— begin Records provided —
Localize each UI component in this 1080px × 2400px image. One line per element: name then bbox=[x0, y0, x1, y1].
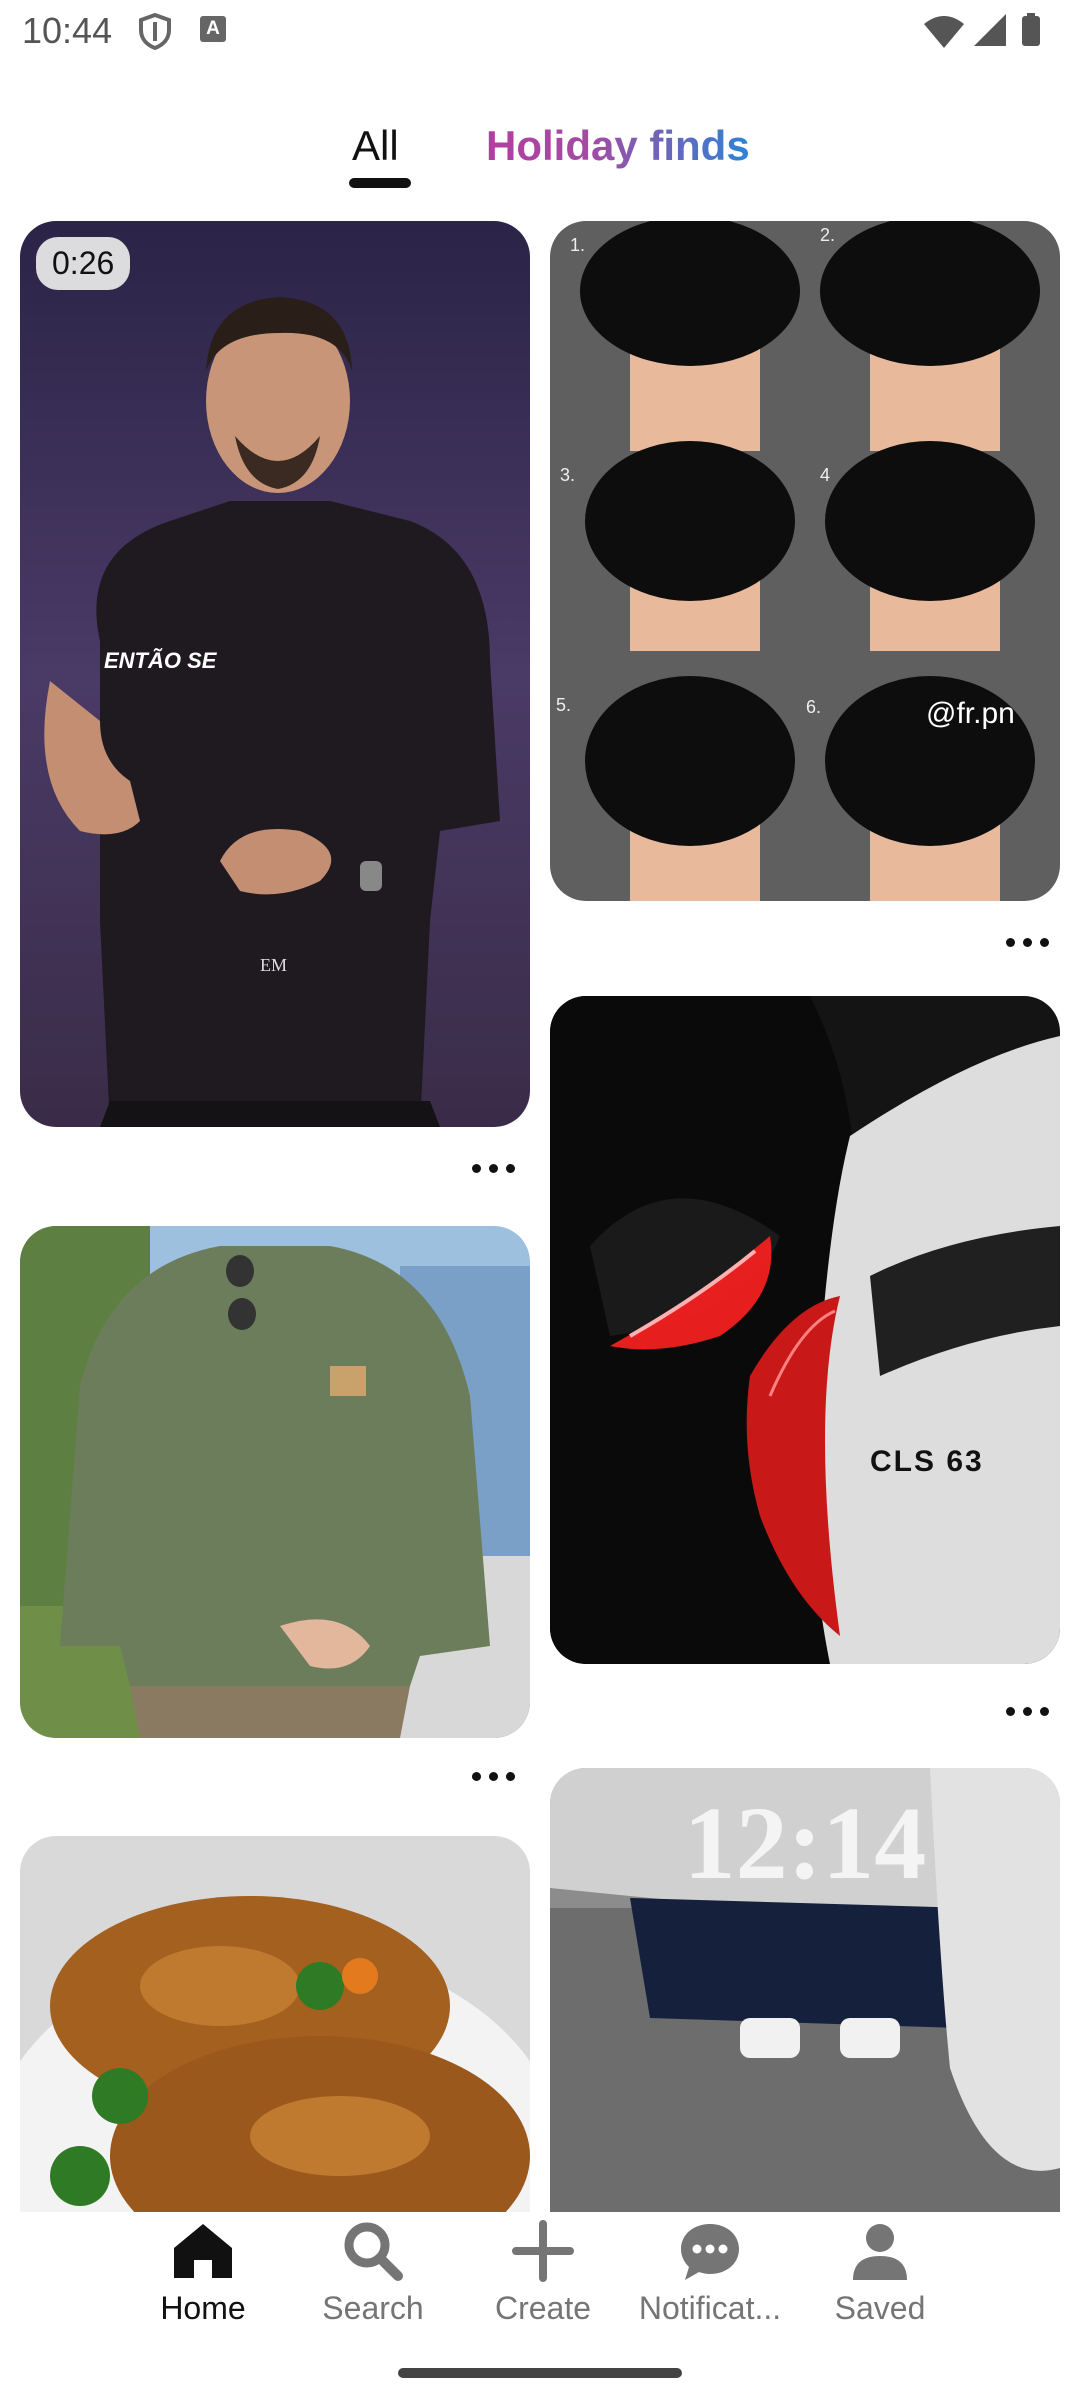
home-icon bbox=[174, 2224, 232, 2278]
more-options-icon[interactable] bbox=[464, 1153, 524, 1183]
tab-active-indicator bbox=[349, 178, 411, 188]
haircut-watermark: @fr.pn bbox=[926, 697, 1015, 730]
nav-saved-label: Saved bbox=[834, 2290, 926, 2326]
more-options-icon[interactable] bbox=[464, 1761, 524, 1791]
haircut-label: 5. bbox=[556, 695, 571, 715]
haircut-label: 3. bbox=[560, 465, 575, 485]
nav-notifications[interactable]: Notificat... bbox=[635, 2218, 785, 2358]
plus-icon bbox=[512, 2220, 574, 2282]
chat-bubble-icon bbox=[681, 2224, 739, 2280]
car-badge: CLS 63 bbox=[870, 1445, 984, 1478]
haircut-label: 2. bbox=[820, 225, 835, 245]
clock-text: 12:14 bbox=[684, 1786, 927, 1901]
pin-video-speaker[interactable]: ENTÃO SE EM 0:26 bbox=[20, 221, 530, 1127]
em-text: EM bbox=[260, 955, 287, 975]
nav-saved[interactable]: Saved bbox=[805, 2218, 955, 2358]
pin-haircut-styles[interactable]: 1. 2. 3. 4 5. 6. @fr.pn bbox=[550, 221, 1060, 901]
pin-feed[interactable]: All Holiday finds ENTÃO SE EM 0:26 1. 2.… bbox=[0, 0, 1080, 2212]
tab-holiday-finds[interactable]: Holiday finds bbox=[486, 122, 750, 170]
pin-car-taillights[interactable]: CLS 63 bbox=[550, 996, 1060, 1664]
gesture-bar[interactable] bbox=[398, 2368, 682, 2378]
tab-all[interactable]: All bbox=[352, 122, 399, 170]
feed-tabs: All Holiday finds bbox=[0, 112, 1080, 192]
nav-search[interactable]: Search bbox=[298, 2218, 448, 2358]
profile-icon bbox=[853, 2224, 907, 2280]
haircut-label: 6. bbox=[806, 697, 821, 717]
nav-home-label: Home bbox=[160, 2290, 246, 2326]
haircut-label: 4 bbox=[820, 465, 830, 485]
nav-notifications-label: Notificat... bbox=[638, 2290, 782, 2326]
pin-clock-photo[interactable]: 12:14 bbox=[550, 1768, 1060, 2212]
pin-green-hoodie[interactable] bbox=[20, 1226, 530, 1738]
search-icon bbox=[344, 2222, 403, 2281]
video-duration-badge: 0:26 bbox=[36, 237, 131, 290]
shirt-text: ENTÃO SE bbox=[104, 648, 218, 673]
haircut-label: 1. bbox=[570, 235, 585, 255]
pin-roast-chicken[interactable] bbox=[20, 1836, 530, 2212]
more-options-icon[interactable] bbox=[998, 927, 1058, 957]
nav-create-label: Create bbox=[494, 2290, 592, 2326]
nav-search-label: Search bbox=[322, 2290, 424, 2326]
more-options-icon[interactable] bbox=[998, 1696, 1058, 1726]
nav-home[interactable]: Home bbox=[128, 2218, 278, 2358]
nav-create[interactable]: Create bbox=[468, 2218, 618, 2358]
— end Records provided —
Goal: Copy out the material above line for line, without any changes, and leave out the pictures.

Finished answer:
Localize each UI component in this 1080px × 2400px image. One line per element: name then bbox=[x0, y0, x1, y1].
home-icon bbox=[174, 2224, 232, 2278]
more-options-icon[interactable] bbox=[464, 1153, 524, 1183]
tab-active-indicator bbox=[349, 178, 411, 188]
haircut-watermark: @fr.pn bbox=[926, 697, 1015, 730]
nav-saved-label: Saved bbox=[834, 2290, 926, 2326]
more-options-icon[interactable] bbox=[464, 1761, 524, 1791]
haircut-label: 5. bbox=[556, 695, 571, 715]
haircut-label: 3. bbox=[560, 465, 575, 485]
nav-notifications[interactable]: Notificat... bbox=[635, 2218, 785, 2358]
plus-icon bbox=[512, 2220, 574, 2282]
chat-bubble-icon bbox=[681, 2224, 739, 2280]
car-badge: CLS 63 bbox=[870, 1445, 984, 1478]
haircut-label: 2. bbox=[820, 225, 835, 245]
clock-text: 12:14 bbox=[684, 1786, 927, 1901]
pin-video-speaker[interactable]: ENTÃO SE EM 0:26 bbox=[20, 221, 530, 1127]
em-text: EM bbox=[260, 955, 287, 975]
nav-saved[interactable]: Saved bbox=[805, 2218, 955, 2358]
pin-haircut-styles[interactable]: 1. 2. 3. 4 5. 6. @fr.pn bbox=[550, 221, 1060, 901]
pin-feed[interactable]: All Holiday finds ENTÃO SE EM 0:26 1. 2.… bbox=[0, 0, 1080, 2212]
tab-holiday-finds[interactable]: Holiday finds bbox=[486, 122, 750, 170]
pin-car-taillights[interactable]: CLS 63 bbox=[550, 996, 1060, 1664]
gesture-bar[interactable] bbox=[398, 2368, 682, 2378]
tab-all[interactable]: All bbox=[352, 122, 399, 170]
feed-tabs: All Holiday finds bbox=[0, 112, 1080, 192]
nav-search[interactable]: Search bbox=[298, 2218, 448, 2358]
profile-icon bbox=[853, 2224, 907, 2280]
haircut-label: 6. bbox=[806, 697, 821, 717]
nav-home-label: Home bbox=[160, 2290, 246, 2326]
haircut-label: 4 bbox=[820, 465, 830, 485]
nav-notifications-label: Notificat... bbox=[638, 2290, 782, 2326]
pin-clock-photo[interactable]: 12:14 bbox=[550, 1768, 1060, 2212]
pin-green-hoodie[interactable] bbox=[20, 1226, 530, 1738]
search-icon bbox=[344, 2222, 403, 2281]
video-duration-badge: 0:26 bbox=[36, 237, 131, 290]
shirt-text: ENTÃO SE bbox=[104, 648, 218, 673]
haircut-label: 1. bbox=[570, 235, 585, 255]
pin-roast-chicken[interactable] bbox=[20, 1836, 530, 2212]
more-options-icon[interactable] bbox=[998, 927, 1058, 957]
nav-create-label: Create bbox=[494, 2290, 592, 2326]
nav-search-label: Search bbox=[322, 2290, 424, 2326]
more-options-icon[interactable] bbox=[998, 1696, 1058, 1726]
nav-home[interactable]: Home bbox=[128, 2218, 278, 2358]
nav-create[interactable]: Create bbox=[468, 2218, 618, 2358]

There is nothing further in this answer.